What is asked:
Reproduce each line exactly, including spacing and punctuation.

☆ ☆ ☆ ☆ ☆ ☆ ☆

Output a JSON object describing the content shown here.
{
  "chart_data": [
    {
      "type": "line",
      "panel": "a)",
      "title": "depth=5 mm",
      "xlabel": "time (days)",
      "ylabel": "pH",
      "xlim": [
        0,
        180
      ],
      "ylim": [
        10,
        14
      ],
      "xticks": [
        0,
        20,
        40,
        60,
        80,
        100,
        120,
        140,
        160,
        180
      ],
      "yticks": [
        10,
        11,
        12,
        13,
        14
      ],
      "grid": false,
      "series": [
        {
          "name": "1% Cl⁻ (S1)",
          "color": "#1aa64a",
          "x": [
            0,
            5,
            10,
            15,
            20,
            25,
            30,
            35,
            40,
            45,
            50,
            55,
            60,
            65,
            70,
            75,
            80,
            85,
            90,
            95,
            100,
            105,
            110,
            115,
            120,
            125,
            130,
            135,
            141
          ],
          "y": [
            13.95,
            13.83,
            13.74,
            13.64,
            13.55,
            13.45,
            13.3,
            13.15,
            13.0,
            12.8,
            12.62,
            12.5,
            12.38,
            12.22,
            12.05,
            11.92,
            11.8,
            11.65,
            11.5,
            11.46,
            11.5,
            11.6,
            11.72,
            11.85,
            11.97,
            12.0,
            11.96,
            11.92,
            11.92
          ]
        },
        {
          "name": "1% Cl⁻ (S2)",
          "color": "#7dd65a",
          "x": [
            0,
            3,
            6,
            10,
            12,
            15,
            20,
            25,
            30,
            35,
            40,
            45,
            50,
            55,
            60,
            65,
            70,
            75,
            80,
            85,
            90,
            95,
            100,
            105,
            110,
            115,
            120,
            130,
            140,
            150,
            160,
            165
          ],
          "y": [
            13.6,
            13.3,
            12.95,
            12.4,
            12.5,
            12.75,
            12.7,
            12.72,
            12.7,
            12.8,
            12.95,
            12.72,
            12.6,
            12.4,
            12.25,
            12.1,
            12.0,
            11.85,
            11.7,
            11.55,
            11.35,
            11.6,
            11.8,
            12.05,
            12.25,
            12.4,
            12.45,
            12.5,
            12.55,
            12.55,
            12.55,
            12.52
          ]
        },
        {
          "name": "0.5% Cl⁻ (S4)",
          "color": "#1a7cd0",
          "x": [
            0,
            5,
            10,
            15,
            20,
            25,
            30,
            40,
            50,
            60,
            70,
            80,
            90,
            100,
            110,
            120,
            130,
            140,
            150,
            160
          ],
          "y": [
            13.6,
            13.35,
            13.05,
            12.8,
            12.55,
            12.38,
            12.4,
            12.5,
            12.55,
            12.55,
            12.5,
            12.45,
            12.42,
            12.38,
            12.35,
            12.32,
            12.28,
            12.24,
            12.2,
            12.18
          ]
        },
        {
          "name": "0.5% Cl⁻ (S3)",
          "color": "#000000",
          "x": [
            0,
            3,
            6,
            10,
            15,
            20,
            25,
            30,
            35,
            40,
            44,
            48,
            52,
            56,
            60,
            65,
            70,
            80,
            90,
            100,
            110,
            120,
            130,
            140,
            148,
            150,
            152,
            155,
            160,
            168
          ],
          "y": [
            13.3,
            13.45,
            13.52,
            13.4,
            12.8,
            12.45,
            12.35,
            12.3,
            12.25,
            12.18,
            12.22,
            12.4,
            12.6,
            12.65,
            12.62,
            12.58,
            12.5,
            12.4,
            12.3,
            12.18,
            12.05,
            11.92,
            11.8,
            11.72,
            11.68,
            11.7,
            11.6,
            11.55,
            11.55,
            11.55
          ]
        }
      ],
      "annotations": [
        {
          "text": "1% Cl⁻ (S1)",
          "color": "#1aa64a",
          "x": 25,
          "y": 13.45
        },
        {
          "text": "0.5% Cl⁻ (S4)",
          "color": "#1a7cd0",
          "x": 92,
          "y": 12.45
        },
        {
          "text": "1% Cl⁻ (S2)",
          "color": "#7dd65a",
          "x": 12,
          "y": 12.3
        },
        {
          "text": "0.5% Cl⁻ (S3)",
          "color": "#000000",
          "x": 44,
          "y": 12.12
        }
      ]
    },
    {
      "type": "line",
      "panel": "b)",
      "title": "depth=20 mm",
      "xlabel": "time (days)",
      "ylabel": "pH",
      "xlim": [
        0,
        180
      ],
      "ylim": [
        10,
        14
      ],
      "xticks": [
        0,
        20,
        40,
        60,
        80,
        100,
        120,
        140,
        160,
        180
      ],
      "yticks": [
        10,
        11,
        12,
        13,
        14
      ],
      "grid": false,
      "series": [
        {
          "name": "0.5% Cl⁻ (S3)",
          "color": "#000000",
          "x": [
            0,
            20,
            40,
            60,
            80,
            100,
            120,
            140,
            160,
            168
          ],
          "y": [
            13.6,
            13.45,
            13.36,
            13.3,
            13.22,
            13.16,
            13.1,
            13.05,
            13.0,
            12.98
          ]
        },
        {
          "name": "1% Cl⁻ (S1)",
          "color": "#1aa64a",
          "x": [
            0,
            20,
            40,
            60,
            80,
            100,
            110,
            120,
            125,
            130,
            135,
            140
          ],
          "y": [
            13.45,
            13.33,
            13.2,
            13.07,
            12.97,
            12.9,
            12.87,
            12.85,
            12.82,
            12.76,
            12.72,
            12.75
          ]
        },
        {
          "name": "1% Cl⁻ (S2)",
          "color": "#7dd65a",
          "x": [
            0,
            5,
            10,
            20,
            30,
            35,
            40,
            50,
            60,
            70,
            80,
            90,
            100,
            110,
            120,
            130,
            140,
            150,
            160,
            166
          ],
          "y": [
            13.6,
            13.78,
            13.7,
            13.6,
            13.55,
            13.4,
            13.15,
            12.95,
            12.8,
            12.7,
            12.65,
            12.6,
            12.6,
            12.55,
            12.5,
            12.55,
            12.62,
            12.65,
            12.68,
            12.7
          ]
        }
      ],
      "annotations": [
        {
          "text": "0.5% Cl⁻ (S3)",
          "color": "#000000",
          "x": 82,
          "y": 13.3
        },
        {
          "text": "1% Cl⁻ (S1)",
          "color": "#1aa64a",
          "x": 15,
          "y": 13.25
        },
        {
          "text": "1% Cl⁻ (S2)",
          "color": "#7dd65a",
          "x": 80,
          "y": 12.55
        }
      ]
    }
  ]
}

☆ ☆ ☆ ☆ ☆ ☆ ☆

Problem solution:
Output a JSON object describing the content shown here.
{
  "chart_data": [
    {
      "type": "line",
      "panel": "a)",
      "title": "depth=5 mm",
      "xlabel": "time (days)",
      "ylabel": "pH",
      "xlim": [
        0,
        180
      ],
      "ylim": [
        10,
        14
      ],
      "xticks": [
        0,
        20,
        40,
        60,
        80,
        100,
        120,
        140,
        160,
        180
      ],
      "yticks": [
        10,
        11,
        12,
        13,
        14
      ],
      "grid": false,
      "series": [
        {
          "name": "1% Cl⁻ (S1)",
          "color": "#1aa64a",
          "x": [
            0,
            5,
            10,
            15,
            20,
            25,
            30,
            35,
            40,
            45,
            50,
            55,
            60,
            65,
            70,
            75,
            80,
            85,
            90,
            95,
            100,
            105,
            110,
            115,
            120,
            125,
            130,
            135,
            141
          ],
          "y": [
            13.95,
            13.83,
            13.74,
            13.64,
            13.55,
            13.45,
            13.3,
            13.15,
            13.0,
            12.8,
            12.62,
            12.5,
            12.38,
            12.22,
            12.05,
            11.92,
            11.8,
            11.65,
            11.5,
            11.46,
            11.5,
            11.6,
            11.72,
            11.85,
            11.97,
            12.0,
            11.96,
            11.92,
            11.92
          ]
        },
        {
          "name": "1% Cl⁻ (S2)",
          "color": "#7dd65a",
          "x": [
            0,
            3,
            6,
            10,
            12,
            15,
            20,
            25,
            30,
            35,
            40,
            45,
            50,
            55,
            60,
            65,
            70,
            75,
            80,
            85,
            90,
            95,
            100,
            105,
            110,
            115,
            120,
            130,
            140,
            150,
            160,
            165
          ],
          "y": [
            13.6,
            13.3,
            12.95,
            12.4,
            12.5,
            12.75,
            12.7,
            12.72,
            12.7,
            12.8,
            12.95,
            12.72,
            12.6,
            12.4,
            12.25,
            12.1,
            12.0,
            11.85,
            11.7,
            11.55,
            11.35,
            11.6,
            11.8,
            12.05,
            12.25,
            12.4,
            12.45,
            12.5,
            12.55,
            12.55,
            12.55,
            12.52
          ]
        },
        {
          "name": "0.5% Cl⁻ (S4)",
          "color": "#1a7cd0",
          "x": [
            0,
            5,
            10,
            15,
            20,
            25,
            30,
            40,
            50,
            60,
            70,
            80,
            90,
            100,
            110,
            120,
            130,
            140,
            150,
            160
          ],
          "y": [
            13.6,
            13.35,
            13.05,
            12.8,
            12.55,
            12.38,
            12.4,
            12.5,
            12.55,
            12.55,
            12.5,
            12.45,
            12.42,
            12.38,
            12.35,
            12.32,
            12.28,
            12.24,
            12.2,
            12.18
          ]
        },
        {
          "name": "0.5% Cl⁻ (S3)",
          "color": "#000000",
          "x": [
            0,
            3,
            6,
            10,
            15,
            20,
            25,
            30,
            35,
            40,
            44,
            48,
            52,
            56,
            60,
            65,
            70,
            80,
            90,
            100,
            110,
            120,
            130,
            140,
            148,
            150,
            152,
            155,
            160,
            168
          ],
          "y": [
            13.3,
            13.45,
            13.52,
            13.4,
            12.8,
            12.45,
            12.35,
            12.3,
            12.25,
            12.18,
            12.22,
            12.4,
            12.6,
            12.65,
            12.62,
            12.58,
            12.5,
            12.4,
            12.3,
            12.18,
            12.05,
            11.92,
            11.8,
            11.72,
            11.68,
            11.7,
            11.6,
            11.55,
            11.55,
            11.55
          ]
        }
      ],
      "annotations": [
        {
          "text": "1% Cl⁻ (S1)",
          "color": "#1aa64a",
          "x": 25,
          "y": 13.45
        },
        {
          "text": "0.5% Cl⁻ (S4)",
          "color": "#1a7cd0",
          "x": 92,
          "y": 12.45
        },
        {
          "text": "1% Cl⁻ (S2)",
          "color": "#7dd65a",
          "x": 12,
          "y": 12.3
        },
        {
          "text": "0.5% Cl⁻ (S3)",
          "color": "#000000",
          "x": 44,
          "y": 12.12
        }
      ]
    },
    {
      "type": "line",
      "panel": "b)",
      "title": "depth=20 mm",
      "xlabel": "time (days)",
      "ylabel": "pH",
      "xlim": [
        0,
        180
      ],
      "ylim": [
        10,
        14
      ],
      "xticks": [
        0,
        20,
        40,
        60,
        80,
        100,
        120,
        140,
        160,
        180
      ],
      "yticks": [
        10,
        11,
        12,
        13,
        14
      ],
      "grid": false,
      "series": [
        {
          "name": "0.5% Cl⁻ (S3)",
          "color": "#000000",
          "x": [
            0,
            20,
            40,
            60,
            80,
            100,
            120,
            140,
            160,
            168
          ],
          "y": [
            13.6,
            13.45,
            13.36,
            13.3,
            13.22,
            13.16,
            13.1,
            13.05,
            13.0,
            12.98
          ]
        },
        {
          "name": "1% Cl⁻ (S1)",
          "color": "#1aa64a",
          "x": [
            0,
            20,
            40,
            60,
            80,
            100,
            110,
            120,
            125,
            130,
            135,
            140
          ],
          "y": [
            13.45,
            13.33,
            13.2,
            13.07,
            12.97,
            12.9,
            12.87,
            12.85,
            12.82,
            12.76,
            12.72,
            12.75
          ]
        },
        {
          "name": "1% Cl⁻ (S2)",
          "color": "#7dd65a",
          "x": [
            0,
            5,
            10,
            20,
            30,
            35,
            40,
            50,
            60,
            70,
            80,
            90,
            100,
            110,
            120,
            130,
            140,
            150,
            160,
            166
          ],
          "y": [
            13.6,
            13.78,
            13.7,
            13.6,
            13.55,
            13.4,
            13.15,
            12.95,
            12.8,
            12.7,
            12.65,
            12.6,
            12.6,
            12.55,
            12.5,
            12.55,
            12.62,
            12.65,
            12.68,
            12.7
          ]
        }
      ],
      "annotations": [
        {
          "text": "0.5% Cl⁻ (S3)",
          "color": "#000000",
          "x": 82,
          "y": 13.3
        },
        {
          "text": "1% Cl⁻ (S1)",
          "color": "#1aa64a",
          "x": 15,
          "y": 13.25
        },
        {
          "text": "1% Cl⁻ (S2)",
          "color": "#7dd65a",
          "x": 80,
          "y": 12.55
        }
      ]
    }
  ]
}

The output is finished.